Your goal:
Copy out all lines carrying the word "rainfall".

* Start Dataset rows *

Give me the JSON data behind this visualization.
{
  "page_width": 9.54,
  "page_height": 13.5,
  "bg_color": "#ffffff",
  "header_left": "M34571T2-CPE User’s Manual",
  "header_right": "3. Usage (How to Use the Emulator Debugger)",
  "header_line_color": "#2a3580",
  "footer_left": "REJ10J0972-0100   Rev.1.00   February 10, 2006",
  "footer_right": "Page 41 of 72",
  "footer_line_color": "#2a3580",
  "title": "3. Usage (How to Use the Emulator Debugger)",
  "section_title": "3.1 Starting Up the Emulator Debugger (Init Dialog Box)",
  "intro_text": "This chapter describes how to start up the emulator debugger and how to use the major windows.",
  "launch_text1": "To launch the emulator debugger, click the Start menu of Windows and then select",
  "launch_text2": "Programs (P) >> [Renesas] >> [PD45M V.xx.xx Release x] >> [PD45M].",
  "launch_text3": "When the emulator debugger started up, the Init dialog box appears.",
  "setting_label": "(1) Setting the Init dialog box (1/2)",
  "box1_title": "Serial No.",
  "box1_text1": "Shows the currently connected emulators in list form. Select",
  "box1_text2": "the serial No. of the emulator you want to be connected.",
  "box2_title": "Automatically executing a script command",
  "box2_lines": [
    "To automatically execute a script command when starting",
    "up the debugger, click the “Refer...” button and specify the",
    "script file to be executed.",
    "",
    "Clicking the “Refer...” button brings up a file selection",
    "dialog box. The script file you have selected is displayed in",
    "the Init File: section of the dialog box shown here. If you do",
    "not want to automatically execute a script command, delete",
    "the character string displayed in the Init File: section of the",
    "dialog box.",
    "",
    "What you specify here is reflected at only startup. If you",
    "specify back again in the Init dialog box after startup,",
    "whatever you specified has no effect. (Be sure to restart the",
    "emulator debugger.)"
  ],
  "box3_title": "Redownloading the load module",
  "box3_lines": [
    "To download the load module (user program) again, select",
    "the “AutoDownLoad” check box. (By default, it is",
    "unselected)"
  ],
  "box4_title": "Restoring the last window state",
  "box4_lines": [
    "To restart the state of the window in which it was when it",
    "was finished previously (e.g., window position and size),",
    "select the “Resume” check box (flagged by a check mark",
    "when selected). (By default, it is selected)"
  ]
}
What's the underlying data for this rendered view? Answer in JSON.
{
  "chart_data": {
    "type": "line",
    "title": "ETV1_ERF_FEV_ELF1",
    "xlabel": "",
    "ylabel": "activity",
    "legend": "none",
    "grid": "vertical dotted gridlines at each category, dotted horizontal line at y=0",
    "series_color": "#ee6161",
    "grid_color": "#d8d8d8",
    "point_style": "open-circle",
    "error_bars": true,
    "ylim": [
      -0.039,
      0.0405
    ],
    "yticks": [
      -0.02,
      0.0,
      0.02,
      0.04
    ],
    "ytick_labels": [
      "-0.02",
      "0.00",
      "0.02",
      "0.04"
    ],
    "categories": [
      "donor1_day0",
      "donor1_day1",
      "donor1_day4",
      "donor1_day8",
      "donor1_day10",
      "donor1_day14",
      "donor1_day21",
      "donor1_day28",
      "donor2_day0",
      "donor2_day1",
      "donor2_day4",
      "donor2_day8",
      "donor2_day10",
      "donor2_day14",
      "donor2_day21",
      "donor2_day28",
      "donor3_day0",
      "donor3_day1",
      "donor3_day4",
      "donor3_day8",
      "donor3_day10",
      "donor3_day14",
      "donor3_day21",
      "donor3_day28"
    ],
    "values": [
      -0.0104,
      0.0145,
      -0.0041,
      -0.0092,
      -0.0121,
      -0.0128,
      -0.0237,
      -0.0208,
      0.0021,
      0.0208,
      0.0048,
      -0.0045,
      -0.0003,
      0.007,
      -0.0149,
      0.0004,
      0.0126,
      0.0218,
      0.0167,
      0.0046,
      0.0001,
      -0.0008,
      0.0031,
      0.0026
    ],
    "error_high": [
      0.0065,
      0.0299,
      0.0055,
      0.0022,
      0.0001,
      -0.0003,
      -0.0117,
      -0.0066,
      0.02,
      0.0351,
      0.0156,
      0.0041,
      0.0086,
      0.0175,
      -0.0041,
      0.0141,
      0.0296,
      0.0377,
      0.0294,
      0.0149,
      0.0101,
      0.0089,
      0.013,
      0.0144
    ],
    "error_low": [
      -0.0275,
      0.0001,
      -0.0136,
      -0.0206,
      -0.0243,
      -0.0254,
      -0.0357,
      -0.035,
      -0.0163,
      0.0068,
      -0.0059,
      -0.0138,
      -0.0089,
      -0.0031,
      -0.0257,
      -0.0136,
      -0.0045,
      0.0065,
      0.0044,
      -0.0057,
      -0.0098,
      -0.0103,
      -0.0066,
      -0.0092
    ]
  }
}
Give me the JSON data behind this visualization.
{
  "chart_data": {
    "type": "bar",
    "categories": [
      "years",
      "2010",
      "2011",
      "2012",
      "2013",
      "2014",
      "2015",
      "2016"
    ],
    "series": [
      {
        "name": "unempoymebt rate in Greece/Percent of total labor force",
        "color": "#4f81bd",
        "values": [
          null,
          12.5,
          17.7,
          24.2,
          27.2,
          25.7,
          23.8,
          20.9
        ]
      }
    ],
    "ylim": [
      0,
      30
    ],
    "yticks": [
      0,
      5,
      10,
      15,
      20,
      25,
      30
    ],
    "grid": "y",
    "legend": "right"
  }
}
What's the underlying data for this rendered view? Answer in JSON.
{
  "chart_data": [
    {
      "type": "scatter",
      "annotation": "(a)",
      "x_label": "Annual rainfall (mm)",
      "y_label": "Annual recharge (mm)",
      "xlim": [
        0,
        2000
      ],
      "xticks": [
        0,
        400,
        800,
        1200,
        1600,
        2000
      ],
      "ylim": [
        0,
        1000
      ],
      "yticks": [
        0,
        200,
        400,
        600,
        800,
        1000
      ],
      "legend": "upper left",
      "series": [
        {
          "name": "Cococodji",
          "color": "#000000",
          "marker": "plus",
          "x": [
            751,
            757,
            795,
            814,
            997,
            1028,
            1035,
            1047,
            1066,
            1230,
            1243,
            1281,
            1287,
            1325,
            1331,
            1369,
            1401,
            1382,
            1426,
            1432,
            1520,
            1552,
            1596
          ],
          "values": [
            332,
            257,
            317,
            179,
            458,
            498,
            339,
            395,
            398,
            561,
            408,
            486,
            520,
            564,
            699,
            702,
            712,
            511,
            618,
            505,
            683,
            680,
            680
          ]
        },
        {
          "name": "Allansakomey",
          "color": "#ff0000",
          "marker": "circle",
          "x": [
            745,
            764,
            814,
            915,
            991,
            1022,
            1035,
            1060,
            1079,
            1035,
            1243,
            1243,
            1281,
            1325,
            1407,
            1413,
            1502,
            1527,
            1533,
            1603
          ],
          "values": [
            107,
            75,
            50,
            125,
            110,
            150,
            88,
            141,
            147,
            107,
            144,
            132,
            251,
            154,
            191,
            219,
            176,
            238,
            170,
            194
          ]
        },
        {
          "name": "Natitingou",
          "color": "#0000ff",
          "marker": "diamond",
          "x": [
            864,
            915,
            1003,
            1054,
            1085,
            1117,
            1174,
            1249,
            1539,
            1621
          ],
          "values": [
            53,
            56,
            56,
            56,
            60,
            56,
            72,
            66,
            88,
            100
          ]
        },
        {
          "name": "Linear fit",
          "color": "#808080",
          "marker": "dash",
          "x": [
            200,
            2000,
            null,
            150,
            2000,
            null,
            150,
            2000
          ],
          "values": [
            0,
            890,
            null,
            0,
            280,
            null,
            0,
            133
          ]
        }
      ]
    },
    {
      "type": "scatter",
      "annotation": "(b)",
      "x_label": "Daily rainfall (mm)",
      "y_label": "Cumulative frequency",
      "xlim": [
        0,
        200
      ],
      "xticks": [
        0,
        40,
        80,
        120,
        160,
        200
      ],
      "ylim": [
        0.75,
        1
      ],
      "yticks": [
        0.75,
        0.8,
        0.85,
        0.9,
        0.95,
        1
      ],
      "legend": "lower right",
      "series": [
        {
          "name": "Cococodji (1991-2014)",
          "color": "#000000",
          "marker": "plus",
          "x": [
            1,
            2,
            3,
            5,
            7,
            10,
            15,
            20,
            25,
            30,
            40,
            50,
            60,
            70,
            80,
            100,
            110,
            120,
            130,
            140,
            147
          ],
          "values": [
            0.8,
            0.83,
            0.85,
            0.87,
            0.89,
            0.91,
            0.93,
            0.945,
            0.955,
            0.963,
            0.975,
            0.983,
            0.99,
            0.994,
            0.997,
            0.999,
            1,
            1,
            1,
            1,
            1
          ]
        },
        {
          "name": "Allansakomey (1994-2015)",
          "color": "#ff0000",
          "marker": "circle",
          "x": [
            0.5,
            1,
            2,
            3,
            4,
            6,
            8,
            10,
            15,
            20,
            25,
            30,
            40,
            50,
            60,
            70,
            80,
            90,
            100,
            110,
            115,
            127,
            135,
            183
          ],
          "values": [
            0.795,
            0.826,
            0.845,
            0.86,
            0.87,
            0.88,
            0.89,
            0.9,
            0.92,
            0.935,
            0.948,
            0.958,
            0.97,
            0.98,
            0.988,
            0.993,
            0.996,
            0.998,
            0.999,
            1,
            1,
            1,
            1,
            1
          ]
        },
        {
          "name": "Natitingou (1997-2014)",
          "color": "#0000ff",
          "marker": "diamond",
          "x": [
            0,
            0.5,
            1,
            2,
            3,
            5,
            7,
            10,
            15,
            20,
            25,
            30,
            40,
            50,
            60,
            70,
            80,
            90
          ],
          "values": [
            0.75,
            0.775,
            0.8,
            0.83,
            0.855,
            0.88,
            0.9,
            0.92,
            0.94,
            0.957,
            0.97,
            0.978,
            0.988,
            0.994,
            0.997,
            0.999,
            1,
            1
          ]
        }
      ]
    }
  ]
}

* End Dataset rows *

Solution:
      "x_label": "Annual rainfall (mm)",
      "x_label": "Daily rainfall (mm)",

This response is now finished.